### Direction
Your task is to repeat all of the data exactly while excluding the pictures.

--------------------------------------------------

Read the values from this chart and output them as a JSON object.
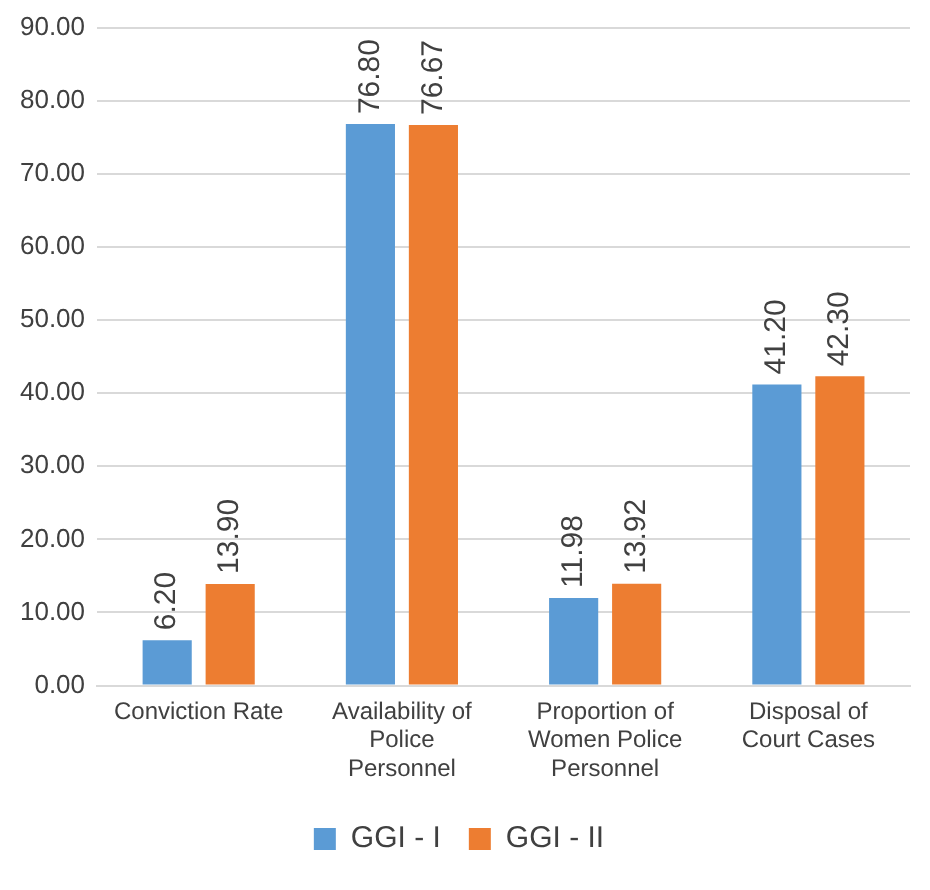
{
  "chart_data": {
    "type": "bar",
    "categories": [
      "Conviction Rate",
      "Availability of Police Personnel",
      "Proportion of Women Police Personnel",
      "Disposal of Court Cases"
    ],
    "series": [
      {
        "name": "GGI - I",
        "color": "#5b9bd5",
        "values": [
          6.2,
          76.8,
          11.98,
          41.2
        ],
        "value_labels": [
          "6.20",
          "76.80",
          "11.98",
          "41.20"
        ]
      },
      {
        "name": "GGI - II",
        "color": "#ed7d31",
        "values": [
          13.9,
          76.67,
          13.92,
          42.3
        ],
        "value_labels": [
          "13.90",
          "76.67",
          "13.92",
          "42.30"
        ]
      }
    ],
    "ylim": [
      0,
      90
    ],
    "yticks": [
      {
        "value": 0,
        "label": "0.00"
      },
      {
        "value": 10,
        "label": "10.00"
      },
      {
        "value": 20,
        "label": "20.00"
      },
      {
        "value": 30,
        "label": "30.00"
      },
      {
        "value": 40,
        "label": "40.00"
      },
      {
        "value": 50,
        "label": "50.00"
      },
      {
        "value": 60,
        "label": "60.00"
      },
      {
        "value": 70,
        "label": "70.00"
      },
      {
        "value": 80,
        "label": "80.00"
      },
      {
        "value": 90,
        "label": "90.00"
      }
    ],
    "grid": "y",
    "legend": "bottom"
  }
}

--------------------------------------------------

### Response
Read the values from this chart and output them as a JSON object.
{
  "chart_data": {
    "type": "bar",
    "categories": [
      "Conviction Rate",
      "Availability of Police Personnel",
      "Proportion of Women Police Personnel",
      "Disposal of Court Cases"
    ],
    "series": [
      {
        "name": "GGI - I",
        "color": "#5b9bd5",
        "values": [
          6.2,
          76.8,
          11.98,
          41.2
        ],
        "value_labels": [
          "6.20",
          "76.80",
          "11.98",
          "41.20"
        ]
      },
      {
        "name": "GGI - II",
        "color": "#ed7d31",
        "values": [
          13.9,
          76.67,
          13.92,
          42.3
        ],
        "value_labels": [
          "13.90",
          "76.67",
          "13.92",
          "42.30"
        ]
      }
    ],
    "ylim": [
      0,
      90
    ],
    "yticks": [
      {
        "value": 0,
        "label": "0.00"
      },
      {
        "value": 10,
        "label": "10.00"
      },
      {
        "value": 20,
        "label": "20.00"
      },
      {
        "value": 30,
        "label": "30.00"
      },
      {
        "value": 40,
        "label": "40.00"
      },
      {
        "value": 50,
        "label": "50.00"
      },
      {
        "value": 60,
        "label": "60.00"
      },
      {
        "value": 70,
        "label": "70.00"
      },
      {
        "value": 80,
        "label": "80.00"
      },
      {
        "value": 90,
        "label": "90.00"
      }
    ],
    "grid": "y",
    "legend": "bottom"
  }
}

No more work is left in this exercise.